**Selected passage:**
►

God knows He tried (8x)


----------



## Scott1 (Oct 25, 2009)

Admittedly, the "L" (limited atonement) of TULIP is often most difficult to accept. Probably second most difficult is "U" (unconditional election).

That is why there are people who imagine themselves to be "three" or "four" point "Calvinists." Some have even jokingly referred to themselves as 3.14159 point.

All five points are necessarily and logically dependent on and related to one another.

Often, not seeing the relation results from not understanding the "T" (total depravity). That man is born with a natural tendency, bias, bondage toward his sin nature that prevents him from resting faith in Christ alone for salvation. The tendency is toward self-reliance, self-justification, disobedience and away from the demands of a holy God.

But the even larger issue, in context, is the sovereignty of God.



> Dr. RC Sproul
> 
> If there is one maverick molecule in the universe, then God is not sovereign.
> 
> And if God is not sovereign, God is not God.


----------



## Skyler (Oct 25, 2009)

Scott1 said:


> That is why there are people who imagine themselves to be "three" or "four" point "Calvinists." Some have even jokingly referred to themselves as 3.14159 point.



I would if I could, but that'd be dishonest. I'm a five-pointer.

◄

**Task set:**
a) Can you retype the TULIP thread between "All five points" and "is not sovereign.", inclusive?
b) Which points of TULIP does the TULIP thread identify by both letter and meaning?
c) Could you turn the paragraph of the TULIP thread that begins "Often, not seeing the relation" into a short bulleted list that keeps its main facts?

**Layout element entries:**
►

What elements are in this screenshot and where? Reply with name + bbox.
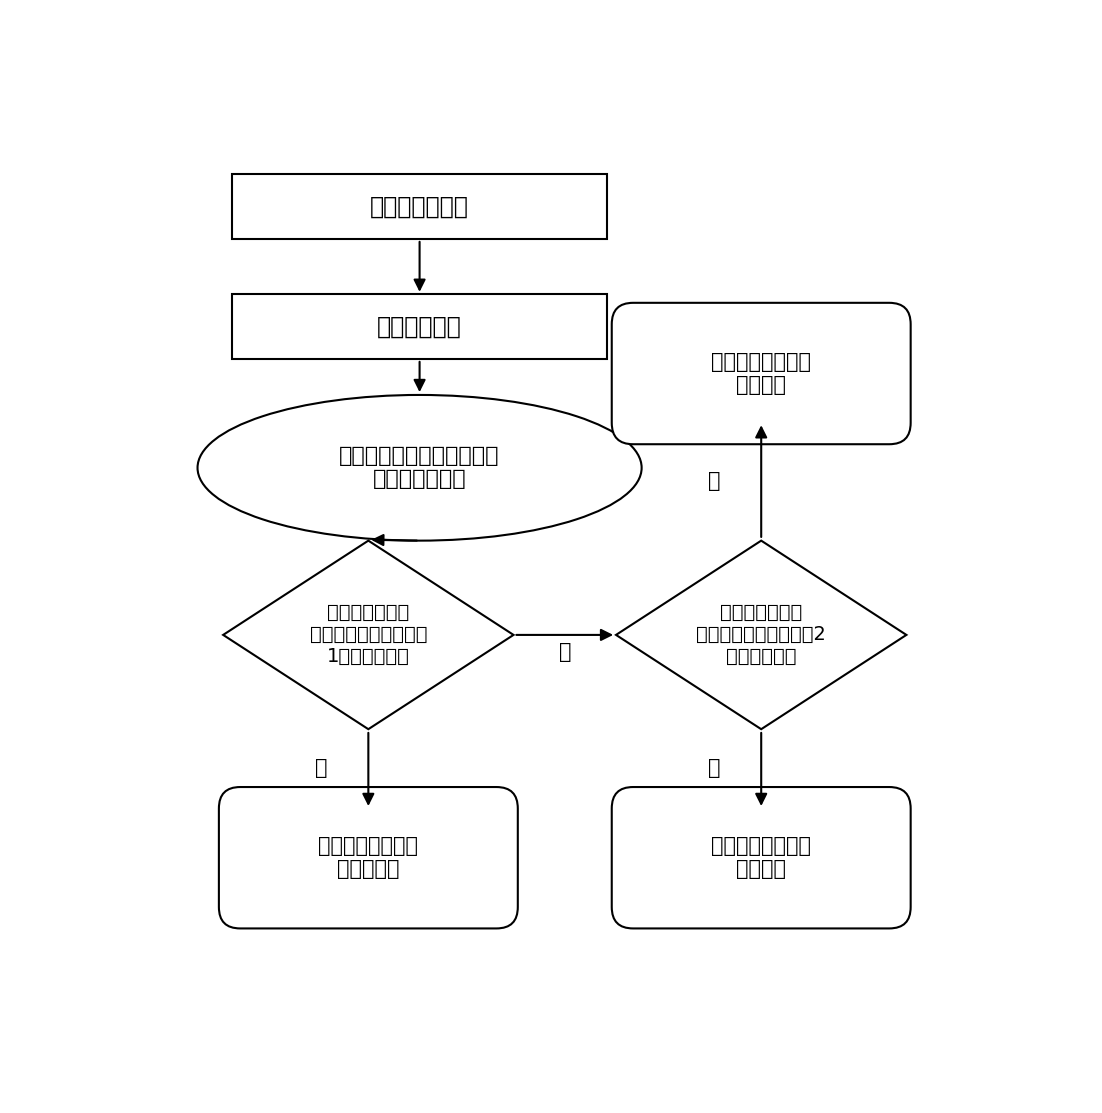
FancyBboxPatch shape (231, 175, 607, 238)
Text: 否: 否 (707, 758, 721, 778)
Text: 异常积污部位未发
生油气泄露: 异常积污部位未发 生油气泄露 (318, 836, 419, 879)
Polygon shape (616, 541, 906, 729)
Text: 样本吸油纸的特
征吸收峰与所述参照组2
的吸收峰一致: 样本吸油纸的特 征吸收峰与所述参照组2 的吸收峰一致 (696, 603, 826, 667)
Text: 异常积污部位发生
油气泄露: 异常积污部位发生 油气泄露 (711, 352, 811, 395)
FancyBboxPatch shape (612, 303, 910, 444)
Polygon shape (223, 541, 514, 729)
Text: 是: 是 (315, 758, 327, 778)
Text: 将样本光谱的特征吸收峰与
标准数据库对比: 将样本光谱的特征吸收峰与 标准数据库对比 (339, 446, 500, 490)
FancyBboxPatch shape (612, 787, 910, 928)
Text: 异常积污部位存在
其他异常: 异常积污部位存在 其他异常 (711, 836, 811, 879)
Text: 样本吸油纸的特
征吸收峰与所述参照组
1的吸收峰一致: 样本吸油纸的特 征吸收峰与所述参照组 1的吸收峰一致 (310, 603, 428, 667)
Ellipse shape (197, 395, 641, 541)
Text: 建立标准数据库: 建立标准数据库 (370, 195, 469, 218)
Text: 否: 否 (559, 642, 571, 662)
FancyBboxPatch shape (231, 294, 607, 358)
Text: 获取样本光谱: 获取样本光谱 (377, 314, 462, 338)
Text: 是: 是 (707, 471, 721, 491)
FancyBboxPatch shape (219, 787, 518, 928)
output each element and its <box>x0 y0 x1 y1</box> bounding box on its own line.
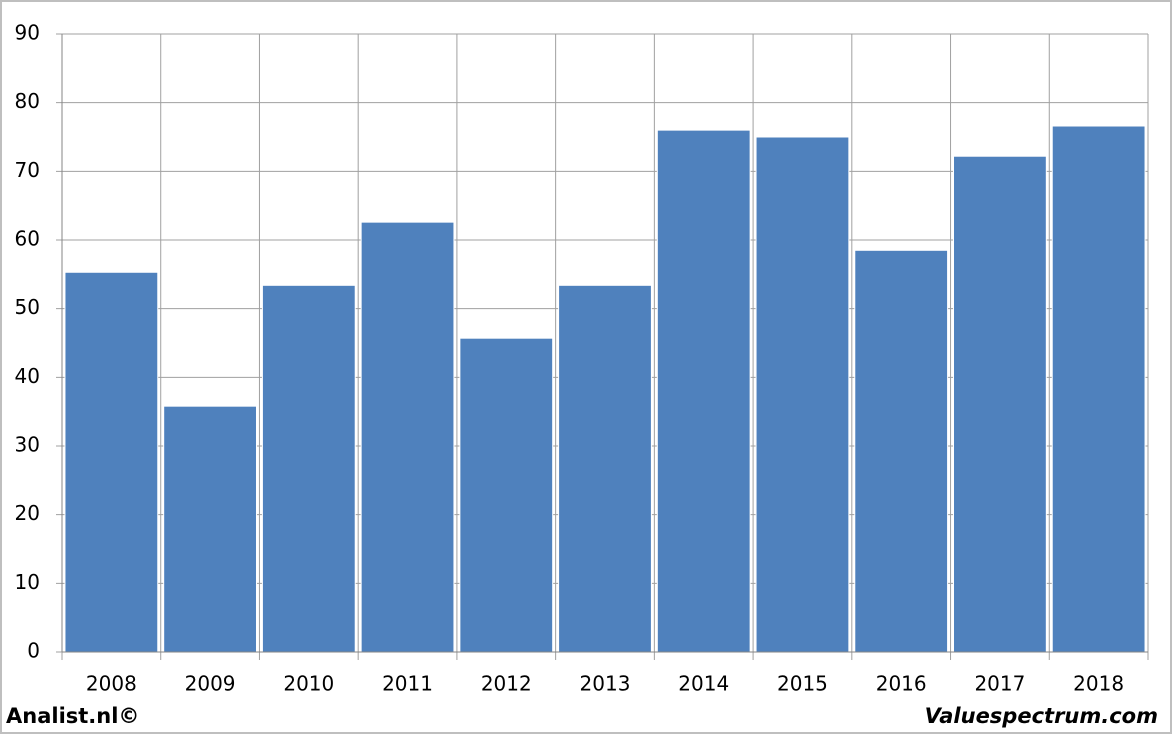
x-tick-label: 2015 <box>777 672 828 696</box>
bar <box>459 337 554 653</box>
bar <box>360 221 455 653</box>
x-tick-label: 2013 <box>580 672 631 696</box>
x-tick-label: 2009 <box>185 672 236 696</box>
footer-right: Valuespectrum.com <box>925 704 1158 728</box>
bar <box>558 284 652 653</box>
bar <box>755 136 850 653</box>
bar <box>953 155 1047 653</box>
y-tick-label: 80 <box>15 89 40 113</box>
y-tick-label: 20 <box>15 501 40 525</box>
y-tick-label: 90 <box>15 21 40 45</box>
x-tick-label: 2014 <box>678 672 729 696</box>
bar <box>163 405 257 653</box>
y-tick-label: 70 <box>15 158 40 182</box>
x-tick-label: 2011 <box>382 672 433 696</box>
bar <box>261 284 356 653</box>
bar <box>656 129 751 653</box>
x-tick-label: 2016 <box>876 672 927 696</box>
x-tick-label: 2012 <box>481 672 532 696</box>
bar <box>854 249 949 653</box>
x-tick-label: 2008 <box>86 672 137 696</box>
bar <box>1051 125 1146 653</box>
y-tick-label: 30 <box>15 433 40 457</box>
y-tick-label: 60 <box>15 227 40 251</box>
y-tick-label: 50 <box>15 295 40 319</box>
bar <box>64 271 159 653</box>
x-tick-label: 2010 <box>283 672 334 696</box>
footer-left: Analist.nl© <box>6 704 139 728</box>
y-tick-label: 10 <box>15 570 40 594</box>
y-tick-label: 40 <box>15 364 40 388</box>
x-tick-label: 2017 <box>974 672 1025 696</box>
x-tick-label: 2018 <box>1073 672 1124 696</box>
y-tick-label: 0 <box>27 639 40 663</box>
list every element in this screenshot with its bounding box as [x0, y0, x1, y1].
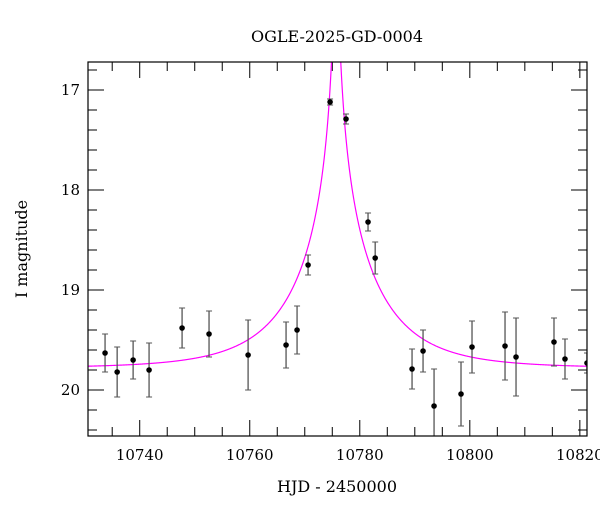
data-point: [551, 339, 557, 345]
data-point: [305, 262, 311, 268]
data-point: [409, 366, 415, 372]
data-point: [458, 391, 464, 397]
y-tick-label: 20: [61, 381, 80, 399]
plot-frame: [87, 61, 588, 437]
y-tick-label: 19: [61, 281, 80, 299]
x-tick-label: 10740: [116, 446, 164, 464]
x-tick-label: 10800: [446, 446, 494, 464]
y-tick-label: 17: [61, 81, 80, 99]
x-tick-label: 10820: [556, 446, 600, 464]
data-point: [146, 367, 152, 373]
data-point: [372, 255, 378, 261]
data-point: [283, 342, 289, 348]
y-tick-label: 18: [61, 181, 80, 199]
x-tick-label: 10760: [226, 446, 274, 464]
chart-title: OGLE-2025-GD-0004: [251, 27, 423, 46]
data-point: [343, 116, 349, 122]
data-point: [502, 343, 508, 349]
data-point: [562, 356, 568, 362]
x-axis-label: HJD - 2450000: [277, 477, 397, 496]
data-point: [431, 403, 437, 409]
data-point: [513, 354, 519, 360]
data-point: [179, 325, 185, 331]
x-tick-label: 10780: [336, 446, 384, 464]
data-point: [327, 99, 333, 105]
y-axis-label: I magnitude: [12, 200, 31, 298]
data-point: [420, 348, 426, 354]
data-point: [365, 219, 371, 225]
data-point: [469, 344, 475, 350]
data-point: [584, 360, 587, 366]
data-point: [294, 327, 300, 333]
data-point: [102, 350, 108, 356]
data-point: [130, 357, 136, 363]
data-point: [206, 331, 212, 337]
data-point: [114, 369, 120, 375]
model-curve: [88, 62, 587, 367]
data-point: [245, 352, 251, 358]
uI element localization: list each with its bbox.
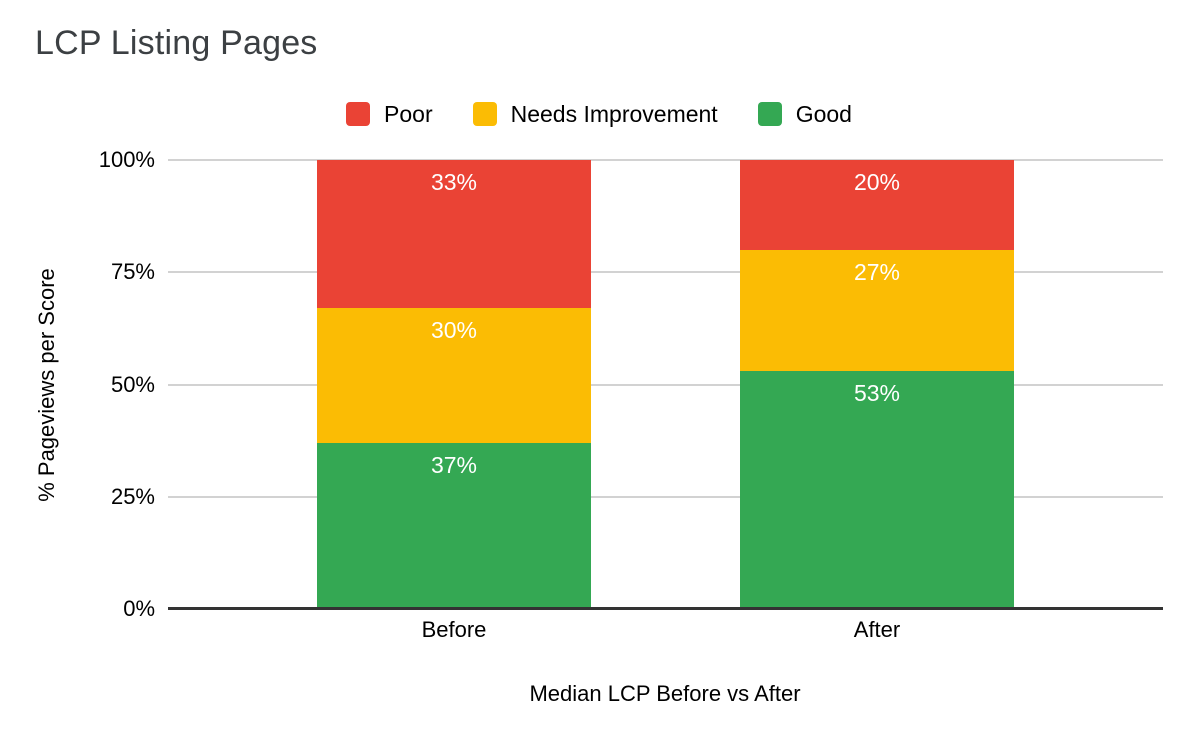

◄

**Final results:**
a)
All five points are necessarily and logically dependent on and related to one another.

Often, not seeing the relation results from not understanding the "T" (total depravity). That man is born with a natural tendency, bias, bondage toward his sin nature that prevents him from resting faith in Christ alone for salvation. The tendency is toward self-reliance, self-justification, disobedience and away from the demands of a holy God.

But the even larger issue, in context, is the sovereignty of God.



> Dr. RC Sproul
> 
> If there is one maverick molecule in the universe, then God is not sovereign.

b)
- "L": limited atonement
- "U": unconditional election
- "T": total depravity

c)
- Not seeing how the points relate often comes from not understanding "T" (total depravity).
- Man is born with a natural tendency, bias, bondage toward his sin nature.
- This prevents him from resting faith in Christ alone for salvation.
- The tendency runs toward self-reliance, self-justification and disobedience, and away from the demands of a holy God.